§ **WRITTEN TASK**: Retype all the entries word for word, but omit the pictures.

§ **RECORDS**:
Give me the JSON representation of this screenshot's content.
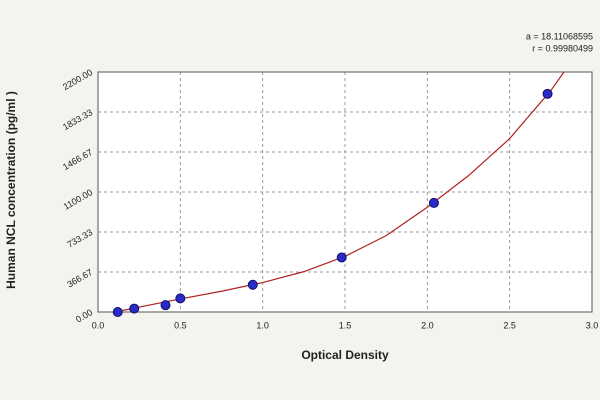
{
  "chart_data": {
    "type": "scatter",
    "xlabel": "Optical Density",
    "ylabel": "Human NCL concentration (pg/ml )",
    "annotations": [
      "a = 18.11068595",
      "r = 0.99980499"
    ],
    "xlim": [
      0,
      3.0
    ],
    "xticks": [
      {
        "value": 0,
        "label": "0.0"
      },
      0.5,
      {
        "value": 1,
        "label": "1.0"
      },
      1.5,
      {
        "value": 2,
        "label": "2.0"
      },
      2.5,
      {
        "value": 3,
        "label": "3.0"
      }
    ],
    "ylim": [
      0,
      2200
    ],
    "yticks": [
      {
        "value": 0,
        "label": "0.00"
      },
      {
        "value": 366.67,
        "label": "366.67"
      },
      {
        "value": 733.33,
        "label": "733.33"
      },
      {
        "value": 1100,
        "label": "1100.00"
      },
      {
        "value": 1466.67,
        "label": "1466.67"
      },
      {
        "value": 1833.33,
        "label": "1833.33"
      },
      {
        "value": 2200,
        "label": "2200.00"
      }
    ],
    "grid": true,
    "series": [
      {
        "type": "scatter",
        "color": "#2a2ac8",
        "x": [
          0.12,
          0.22,
          0.41,
          0.5,
          0.94,
          1.48,
          2.04,
          2.73
        ],
        "values": [
          0,
          31.25,
          62.5,
          125,
          250,
          500,
          1000,
          2000
        ]
      },
      {
        "type": "line",
        "color": "#b02020",
        "x": [
          0.12,
          0.3,
          0.5,
          0.75,
          1.0,
          1.25,
          1.5,
          1.75,
          2.0,
          2.25,
          2.5,
          2.75,
          2.83
        ],
        "values": [
          5,
          60,
          120,
          190,
          270,
          370,
          510,
          700,
          960,
          1250,
          1590,
          2030,
          2200
        ]
      }
    ]
  }
}
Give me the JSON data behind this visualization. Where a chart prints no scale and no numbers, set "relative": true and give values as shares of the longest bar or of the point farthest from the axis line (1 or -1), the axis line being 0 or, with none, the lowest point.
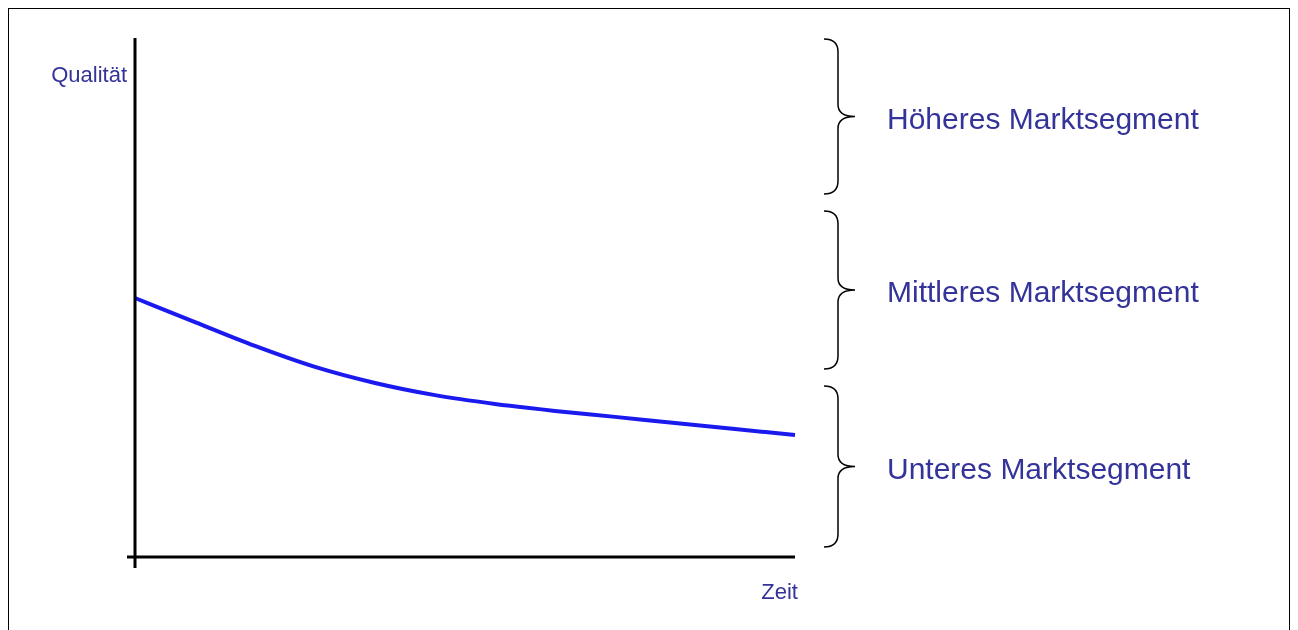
{
  "chart_data": {
    "type": "line",
    "relative": true,
    "xlabel": "Zeit",
    "categories": [
      null,
      null,
      null,
      null,
      null,
      null,
      null,
      null,
      null,
      null,
      null,
      null
    ],
    "series": [
      {
        "color": "#1a1aee",
        "values": [
          1,
          0.907,
          0.815,
          0.734,
          0.672,
          0.625,
          0.591,
          0.564,
          0.541,
          0.517,
          0.494,
          0.471
        ]
      }
    ],
    "annotations": [
      "Qualität",
      "Höheres Marktsegment",
      "Mittleres Marktsegment",
      "Unteres Marktsegment"
    ]
  }
}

§ **WRITTEN RESPONSE**:
Give me the JSON representation of this screenshot's content.
{
  "chart_data": {
    "type": "scatter",
    "xlabel": "Optical Density",
    "ylabel": "Human NCL concentration (pg/ml )",
    "annotations": [
      "a = 18.11068595",
      "r = 0.99980499"
    ],
    "xlim": [
      0,
      3.0
    ],
    "xticks": [
      {
        "value": 0,
        "label": "0.0"
      },
      0.5,
      {
        "value": 1,
        "label": "1.0"
      },
      1.5,
      {
        "value": 2,
        "label": "2.0"
      },
      2.5,
      {
        "value": 3,
        "label": "3.0"
      }
    ],
    "ylim": [
      0,
      2200
    ],
    "yticks": [
      {
        "value": 0,
        "label": "0.00"
      },
      {
        "value": 366.67,
        "label": "366.67"
      },
      {
        "value": 733.33,
        "label": "733.33"
      },
      {
        "value": 1100,
        "label": "1100.00"
      },
      {
        "value": 1466.67,
        "label": "1466.67"
      },
      {
        "value": 1833.33,
        "label": "1833.33"
      },
      {
        "value": 2200,
        "label": "2200.00"
      }
    ],
    "grid": true,
    "series": [
      {
        "type": "scatter",
        "color": "#2a2ac8",
        "x": [
          0.12,
          0.22,
          0.41,
          0.5,
          0.94,
          1.48,
          2.04,
          2.73
        ],
        "values": [
          0,
          31.25,
          62.5,
          125,
          250,
          500,
          1000,
          2000
        ]
      },
      {
        "type": "line",
        "color": "#b02020",
        "x": [
          0.12,
          0.3,
          0.5,
          0.75,
          1.0,
          1.25,
          1.5,
          1.75,
          2.0,
          2.25,
          2.5,
          2.75,
          2.83
        ],
        "values": [
          5,
          60,
          120,
          190,
          270,
          370,
          510,
          700,
          960,
          1250,
          1590,
          2030,
          2200
        ]
      }
    ]
  }
}
Give me the JSON data behind this visualization. Where a chart prints no scale and no numbers, set "relative": true and give values as shares of the longest bar or of the point farthest from the axis line (1 or -1), the axis line being 0 or, with none, the lowest point.
{
  "chart_data": {
    "type": "line",
    "relative": true,
    "xlabel": "Zeit",
    "categories": [
      null,
      null,
      null,
      null,
      null,
      null,
      null,
      null,
      null,
      null,
      null,
      null
    ],
    "series": [
      {
        "color": "#1a1aee",
        "values": [
          1,
          0.907,
          0.815,
          0.734,
          0.672,
          0.625,
          0.591,
          0.564,
          0.541,
          0.517,
          0.494,
          0.471
        ]
      }
    ],
    "annotations": [
      "Qualität",
      "Höheres Marktsegment",
      "Mittleres Marktsegment",
      "Unteres Marktsegment"
    ]
  }
}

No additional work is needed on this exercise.